> **Exercise requirements**
Look through the listing for the word "واجب". Copy each line that has it.

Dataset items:
•••

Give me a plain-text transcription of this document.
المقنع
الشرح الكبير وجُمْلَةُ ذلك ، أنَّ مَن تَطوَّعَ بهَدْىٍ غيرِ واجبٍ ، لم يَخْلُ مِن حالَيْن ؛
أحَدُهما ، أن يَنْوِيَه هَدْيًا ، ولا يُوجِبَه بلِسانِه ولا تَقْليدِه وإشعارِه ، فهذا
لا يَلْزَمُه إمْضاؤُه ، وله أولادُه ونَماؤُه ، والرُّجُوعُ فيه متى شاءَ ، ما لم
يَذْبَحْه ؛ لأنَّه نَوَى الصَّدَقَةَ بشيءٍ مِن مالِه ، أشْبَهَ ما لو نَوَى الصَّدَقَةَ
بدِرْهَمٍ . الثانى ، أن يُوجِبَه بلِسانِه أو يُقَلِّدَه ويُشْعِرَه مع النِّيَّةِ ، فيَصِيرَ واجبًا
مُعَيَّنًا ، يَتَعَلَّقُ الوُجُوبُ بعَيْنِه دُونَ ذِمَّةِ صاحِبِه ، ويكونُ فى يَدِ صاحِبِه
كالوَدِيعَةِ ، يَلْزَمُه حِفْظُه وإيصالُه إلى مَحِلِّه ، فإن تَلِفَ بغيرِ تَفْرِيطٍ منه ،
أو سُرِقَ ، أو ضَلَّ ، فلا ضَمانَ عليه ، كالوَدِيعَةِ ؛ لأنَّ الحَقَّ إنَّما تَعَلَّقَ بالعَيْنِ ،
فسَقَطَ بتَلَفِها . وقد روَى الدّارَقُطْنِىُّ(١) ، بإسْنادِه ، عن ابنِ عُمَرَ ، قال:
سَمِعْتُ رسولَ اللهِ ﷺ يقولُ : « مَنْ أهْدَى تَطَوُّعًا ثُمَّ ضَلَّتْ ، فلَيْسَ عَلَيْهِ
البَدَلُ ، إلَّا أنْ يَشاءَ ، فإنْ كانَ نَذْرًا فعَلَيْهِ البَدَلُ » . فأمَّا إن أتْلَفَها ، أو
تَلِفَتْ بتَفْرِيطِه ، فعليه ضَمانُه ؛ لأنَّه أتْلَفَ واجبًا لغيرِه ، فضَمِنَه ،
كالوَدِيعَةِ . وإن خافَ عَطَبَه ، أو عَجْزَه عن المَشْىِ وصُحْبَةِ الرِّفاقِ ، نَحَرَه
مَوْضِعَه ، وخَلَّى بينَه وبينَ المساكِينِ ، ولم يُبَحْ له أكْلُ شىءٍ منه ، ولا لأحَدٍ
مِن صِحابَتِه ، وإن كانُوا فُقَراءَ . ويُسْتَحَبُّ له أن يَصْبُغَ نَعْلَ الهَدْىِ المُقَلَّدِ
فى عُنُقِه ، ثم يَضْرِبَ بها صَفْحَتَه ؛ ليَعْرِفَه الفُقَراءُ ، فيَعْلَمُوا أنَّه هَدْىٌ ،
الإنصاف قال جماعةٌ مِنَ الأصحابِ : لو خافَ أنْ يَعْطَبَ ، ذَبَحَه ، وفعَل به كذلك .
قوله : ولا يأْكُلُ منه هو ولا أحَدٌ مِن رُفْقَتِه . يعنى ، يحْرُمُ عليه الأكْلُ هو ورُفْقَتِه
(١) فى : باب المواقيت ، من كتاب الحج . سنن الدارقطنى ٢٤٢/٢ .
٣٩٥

•••

> **Problem solution**
الشرح الكبير وجُمْلَةُ ذلك ، أنَّ مَن تَطوَّعَ بهَدْىٍ غيرِ واجبٍ ، لم يَخْلُ مِن حالَيْن ؛
بدِرْهَمٍ . الثانى ، أن يُوجِبَه بلِسانِه أو يُقَلِّدَه ويُشْعِرَه مع النِّيَّةِ ، فيَصِيرَ واجبًا
تَلِفَتْ بتَفْرِيطِه ، فعليه ضَمانُه ؛ لأنَّه أتْلَفَ واجبًا لغيرِه ، فضَمِنَه ،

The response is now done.